Extracted records:
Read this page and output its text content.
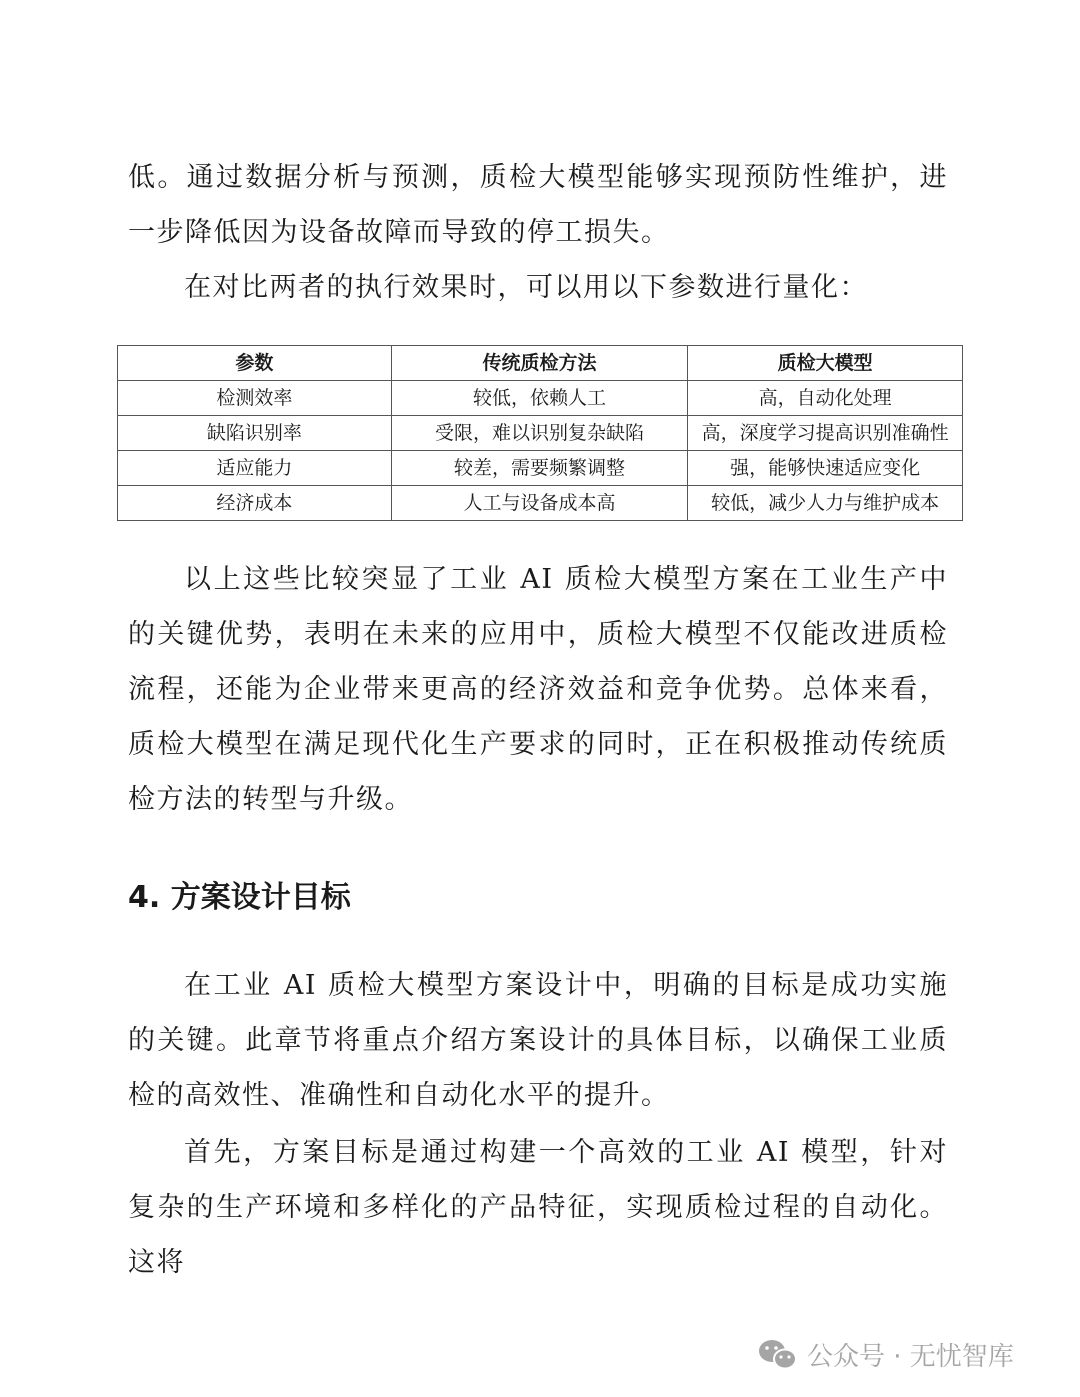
低。通过数据分析与预测，质检大模型能够实现预防性维护，进一步降低因为设备故障而导致的停工损失。

在对比两者的执行效果时，可以用以下参数进行量化：

参数	传统质检方法	质检大模型
检测效率	较低，依赖人工	高，自动化处理
缺陷识别率	受限，难以识别复杂缺陷	高，深度学习提高识别准确性
适应能力	较差，需要频繁调整	强，能够快速适应变化
经济成本	人工与设备成本高	较低，减少人力与维护成本

以上这些比较突显了工业 AI 质检大模型方案在工业生产中的关键优势，表明在未来的应用中，质检大模型不仅能改进质检流程，还能为企业带来更高的经济效益和竞争优势。总体来看，质检大模型在满足现代化生产要求的同时，正在积极推动传统质检方法的转型与升级。

4. 方案设计目标

在工业 AI 质检大模型方案设计中，明确的目标是成功实施的关键。此章节将重点介绍方案设计的具体目标，以确保工业质检的高效性、准确性和自动化水平的提升。

首先，方案目标是通过构建一个高效的工业 AI 模型，针对复杂的生产环境和多样化的产品特征，实现质检过程的自动化。这将

公众号 · 无忧智库
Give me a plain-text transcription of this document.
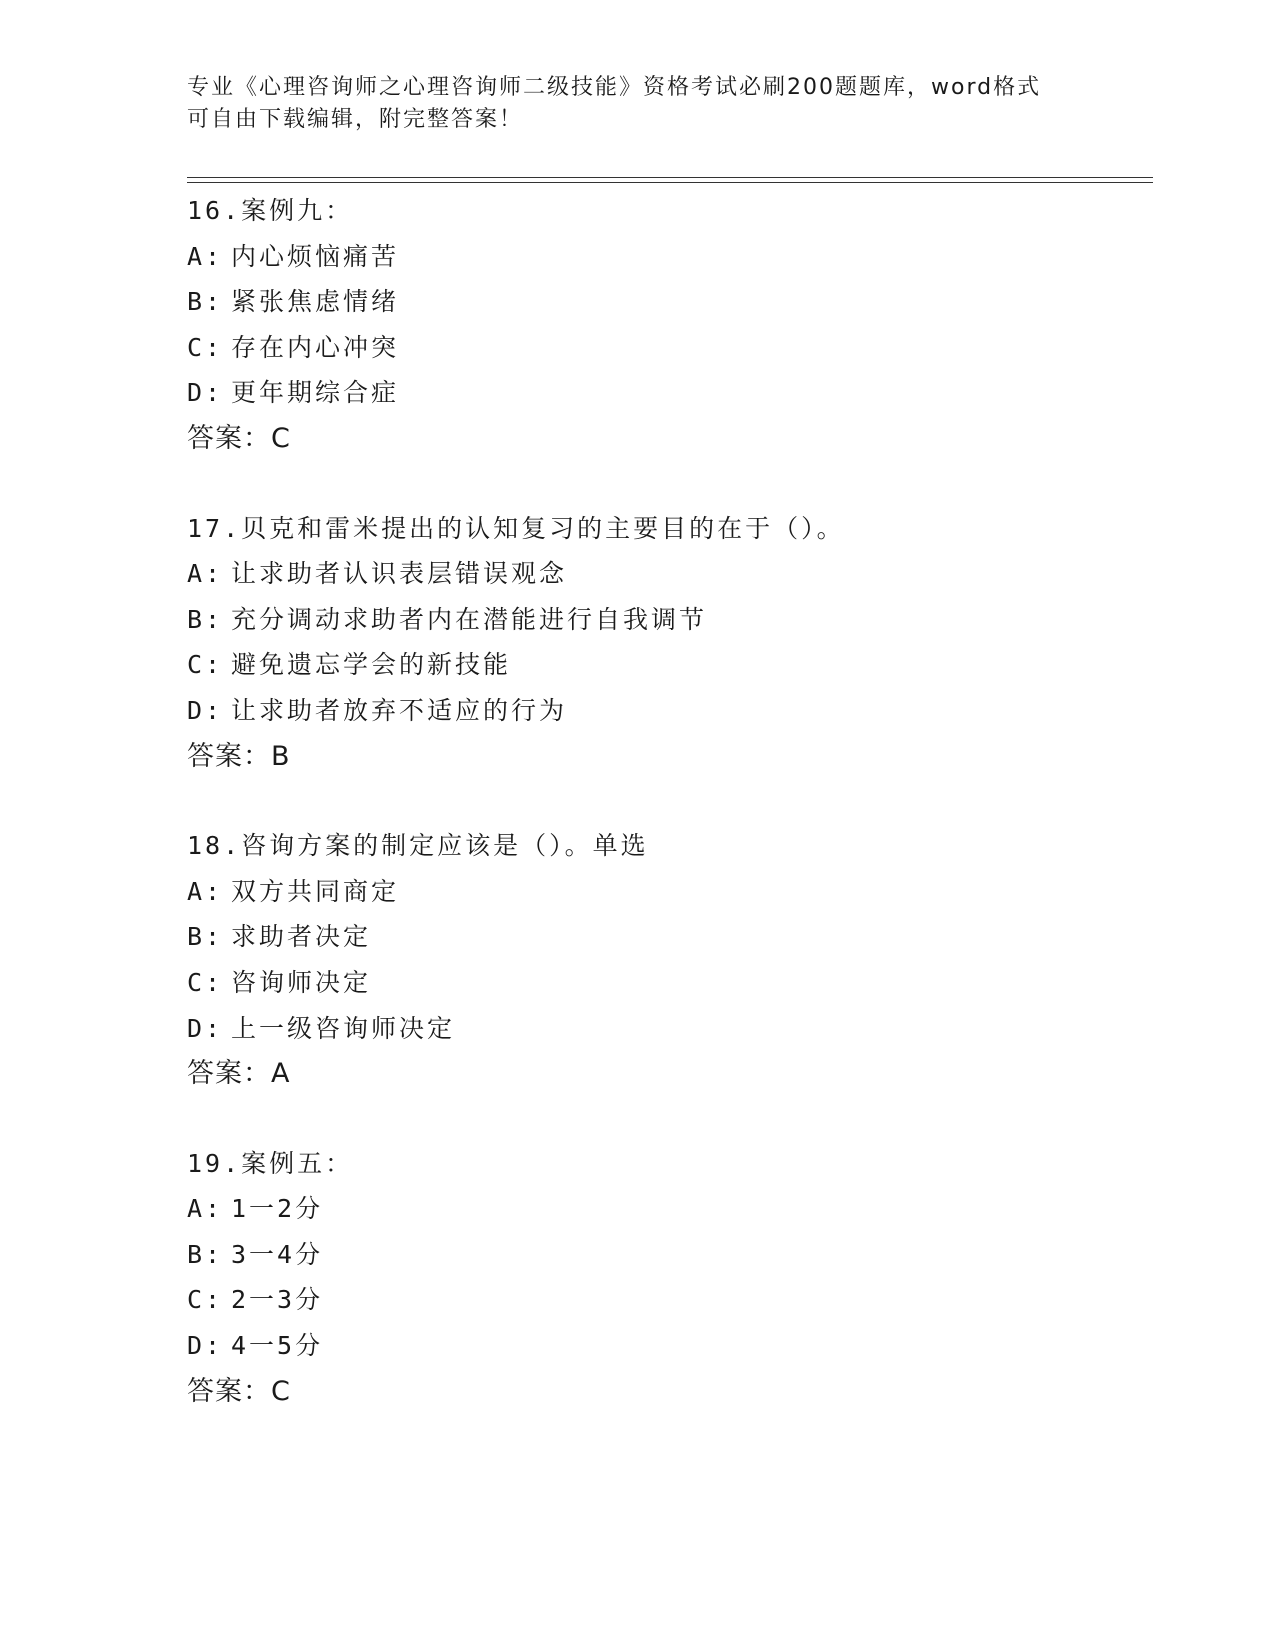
专业《心理咨询师之心理咨询师二级技能》资格考试必刷200题题库，word格式
可自由下载编辑，附完整答案！
16.案例九：
A: 内心烦恼痛苦
B: 紧张焦虑情绪
C: 存在内心冲突
D: 更年期综合症
答案：C
17.贝克和雷米提出的认知复习的主要目的在于（）。
A: 让求助者认识表层错误观念
B: 充分调动求助者内在潜能进行自我调节
C: 避免遗忘学会的新技能
D: 让求助者放弃不适应的行为
答案：B
18.咨询方案的制定应该是（）。单选
A: 双方共同商定
B: 求助者决定
C: 咨询师决定
D: 上一级咨询师决定
答案：A
19.案例五：
A: 1一2分
B: 3一4分
C: 2一3分
D: 4一5分
答案：C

- [Written task] Images do not belong in the copy; reproduce all other parts of the records above verbatim.

- [Answer to the task]
Read this page and output its text content.
低。通过数据分析与预测，质检大模型能够实现预防性维护，进一步降低因为设备故障而导致的停工损失。

在对比两者的执行效果时，可以用以下参数进行量化：

参数	传统质检方法	质检大模型
检测效率	较低，依赖人工	高，自动化处理
缺陷识别率	受限，难以识别复杂缺陷	高，深度学习提高识别准确性
适应能力	较差，需要频繁调整	强，能够快速适应变化
经济成本	人工与设备成本高	较低，减少人力与维护成本

以上这些比较突显了工业 AI 质检大模型方案在工业生产中的关键优势，表明在未来的应用中，质检大模型不仅能改进质检流程，还能为企业带来更高的经济效益和竞争优势。总体来看，质检大模型在满足现代化生产要求的同时，正在积极推动传统质检方法的转型与升级。

4. 方案设计目标

在工业 AI 质检大模型方案设计中，明确的目标是成功实施的关键。此章节将重点介绍方案设计的具体目标，以确保工业质检的高效性、准确性和自动化水平的提升。

首先，方案目标是通过构建一个高效的工业 AI 模型，针对复杂的生产环境和多样化的产品特征，实现质检过程的自动化。这将

公众号 · 无忧智库
Give me a plain-text transcription of this document.
专业《心理咨询师之心理咨询师二级技能》资格考试必刷200题题库，word格式
可自由下载编辑，附完整答案！
16.案例九：
A: 内心烦恼痛苦
B: 紧张焦虑情绪
C: 存在内心冲突
D: 更年期综合症
答案：C
17.贝克和雷米提出的认知复习的主要目的在于（）。
A: 让求助者认识表层错误观念
B: 充分调动求助者内在潜能进行自我调节
C: 避免遗忘学会的新技能
D: 让求助者放弃不适应的行为
答案：B
18.咨询方案的制定应该是（）。单选
A: 双方共同商定
B: 求助者决定
C: 咨询师决定
D: 上一级咨询师决定
答案：A
19.案例五：
A: 1一2分
B: 3一4分
C: 2一3分
D: 4一5分
答案：C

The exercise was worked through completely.